Data listing:
------------------------------------------------------------------------
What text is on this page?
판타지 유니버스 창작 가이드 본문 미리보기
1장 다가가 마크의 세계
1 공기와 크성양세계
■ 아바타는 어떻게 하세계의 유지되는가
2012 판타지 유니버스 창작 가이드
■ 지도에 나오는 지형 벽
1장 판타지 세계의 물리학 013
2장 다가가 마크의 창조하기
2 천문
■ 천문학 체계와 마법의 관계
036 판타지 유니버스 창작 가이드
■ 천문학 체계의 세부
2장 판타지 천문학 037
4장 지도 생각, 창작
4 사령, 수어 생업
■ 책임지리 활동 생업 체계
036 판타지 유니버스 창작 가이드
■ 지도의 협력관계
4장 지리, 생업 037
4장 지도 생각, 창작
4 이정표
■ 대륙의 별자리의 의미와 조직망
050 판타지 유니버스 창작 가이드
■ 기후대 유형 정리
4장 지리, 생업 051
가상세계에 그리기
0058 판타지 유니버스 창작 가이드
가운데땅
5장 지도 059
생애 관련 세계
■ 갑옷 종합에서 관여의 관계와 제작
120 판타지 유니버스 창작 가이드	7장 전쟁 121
------------------------------------------------------------------------
**WRITTEN INSTRUCTION:** Above are the records; copy every line in them that holds the word "유니버스".

**THE ANSWER:**
판타지 유니버스 창작 가이드 본문 미리보기
2012 판타지 유니버스 창작 가이드
036 판타지 유니버스 창작 가이드
036 판타지 유니버스 창작 가이드
050 판타지 유니버스 창작 가이드
0058 판타지 유니버스 창작 가이드
120 판타지 유니버스 창작 가이드	7장 전쟁 121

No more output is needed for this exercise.